• RINGKASAN TUGAS 1
Menurut kutipan tentang demam sawit di kampung Ardi, ke mana Ardi merantau setelah tamat SMA pada tahun 2021?
• RINGKASAN TUGAS 2
Lanjutkan kutipan tentang demam sawit di kampung Ardi mulai dari kalimat terakhirnya.

• KUTIPAN TERPILIH
========
Setelah beberapa tahun berlalu, menurut Ardi, sebagian di antara kebun sawit milik masyarakat sudah mulai menghasilkan buah. "Saya melihat masyarakat sudah mulai menikmati derajat perekonomian yang agak layak," katanya.
Karena sudah ada yang dinilai sukses dengan membudidayakan tanaman sawit, menurut Ardi, animo masyarakat setempat untuk melakukan alih fungsi lahan semakin luas. "Sudah terjadi semacam demam sawit di kampung kami kala itu," tambahnya.
Orangtua Ardi juga ikut terbawa arus. Tapi karena penguasaan lahan yang tidak terlalu luas, membuat usaha budidaya sawit yang mereka lakukan juga tidak luas. "Mungkin tidak sampai sehektar," ungkap Ardi.
Sudah tahu dengan sawit sebelumnya, tapi peristiwa "demam sawit" yang melanda tanah kelahirannya mulai memicu rasa ingin tahu Ardi yang lebih dalam lagi soal komoditas perkebunan yang satu ini.
Tapi karena ditinggal pergi untuk selama-lamanya oleh Ayahnya, dan terdorong oleh keinginan yang kuat untuk mandiri dan meringankan beban ibunya, setamat SMA tahun 2021 Ardi memutuskan merantau ke Pangkalan Kerinci, Kabupaten Pelalawan, Provinsi Riau.
========
• MATERI HASIL EKSTRAKSI
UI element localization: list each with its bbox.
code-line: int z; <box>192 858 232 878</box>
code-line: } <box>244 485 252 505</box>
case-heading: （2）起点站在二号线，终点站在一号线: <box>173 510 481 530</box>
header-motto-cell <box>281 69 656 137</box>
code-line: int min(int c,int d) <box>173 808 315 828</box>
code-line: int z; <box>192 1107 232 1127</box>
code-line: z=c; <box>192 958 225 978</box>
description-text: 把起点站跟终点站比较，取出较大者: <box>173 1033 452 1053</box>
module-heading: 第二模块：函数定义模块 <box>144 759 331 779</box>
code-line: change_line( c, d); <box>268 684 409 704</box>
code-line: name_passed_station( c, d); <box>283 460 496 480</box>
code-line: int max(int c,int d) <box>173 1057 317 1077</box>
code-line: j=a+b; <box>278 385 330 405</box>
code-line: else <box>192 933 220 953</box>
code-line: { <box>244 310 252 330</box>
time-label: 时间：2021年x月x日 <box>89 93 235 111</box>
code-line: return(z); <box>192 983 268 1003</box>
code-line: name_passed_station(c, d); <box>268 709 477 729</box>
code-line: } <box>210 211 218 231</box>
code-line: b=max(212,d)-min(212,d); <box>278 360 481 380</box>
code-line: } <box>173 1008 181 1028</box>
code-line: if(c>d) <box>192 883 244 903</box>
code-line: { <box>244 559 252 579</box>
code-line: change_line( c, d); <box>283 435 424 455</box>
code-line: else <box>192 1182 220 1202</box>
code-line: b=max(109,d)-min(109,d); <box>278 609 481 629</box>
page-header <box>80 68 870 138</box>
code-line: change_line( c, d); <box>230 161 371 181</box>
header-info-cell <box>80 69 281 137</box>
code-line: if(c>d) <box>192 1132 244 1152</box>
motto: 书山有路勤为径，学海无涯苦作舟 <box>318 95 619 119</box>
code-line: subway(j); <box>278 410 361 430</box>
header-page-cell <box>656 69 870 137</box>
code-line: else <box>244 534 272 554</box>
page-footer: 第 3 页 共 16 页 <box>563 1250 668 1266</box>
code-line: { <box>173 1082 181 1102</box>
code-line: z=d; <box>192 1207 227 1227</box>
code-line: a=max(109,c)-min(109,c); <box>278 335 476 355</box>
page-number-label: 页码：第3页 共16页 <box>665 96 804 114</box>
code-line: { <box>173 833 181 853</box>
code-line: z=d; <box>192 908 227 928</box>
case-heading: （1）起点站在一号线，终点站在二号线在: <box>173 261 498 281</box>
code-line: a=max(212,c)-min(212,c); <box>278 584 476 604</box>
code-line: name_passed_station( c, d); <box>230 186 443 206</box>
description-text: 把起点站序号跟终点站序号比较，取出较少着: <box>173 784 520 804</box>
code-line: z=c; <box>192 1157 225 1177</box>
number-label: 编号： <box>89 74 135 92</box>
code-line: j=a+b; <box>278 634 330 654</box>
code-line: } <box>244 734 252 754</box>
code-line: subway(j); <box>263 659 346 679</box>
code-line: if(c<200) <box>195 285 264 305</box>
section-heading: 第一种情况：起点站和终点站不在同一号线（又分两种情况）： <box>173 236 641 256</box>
========
• JAWABAN AKHIR 1
Ke Pangkalan Kerinci, Kabupaten Pelalawan, Provinsi Riau.

• JAWABAN AKHIR 2
Di kota ini Ardi diterima bekerja di perusahaan bubur kertas, di bawah naungan APRIL. "Untuk level pekerjaan yang paling bawah, yaitu helper," ungkapnya, mengenang pekerjaan yang ia lakoni di Pangkalan Kerinci.
Pada 2023 Ardi harus pulang kampung ke Lunang Silaut bersebab ibunya sedang sakit, yang kemudian meninggal dunia menyusul sang Ayah yang sudah berpulang dua tahun sebelumnya, yaitu di 2021.
Sekitar tiga bulan berada di kampung, melalui seorang saudaranya Ardi memperoleh informasi soal peluang mendapatkan beasiswa untuk program perkuliahan perkelapasawitan.
"Namanya beasiswa, saya langsung tertarik ketika dikasih informasi soal itu," katanya. Ketertarikan Ardi makin kuat karena program itu menyangkut kelapa sawit, sementara ia sudah lama akrab dengan tanaman tersebut.
Ardi pun menyiapkan seluruh persyaratan administratif yang diperlukan, mendaftar lalu mengikuti tes, untuk kemudian dinyatakan diterima untuk mengikuti program beasiswa sawit.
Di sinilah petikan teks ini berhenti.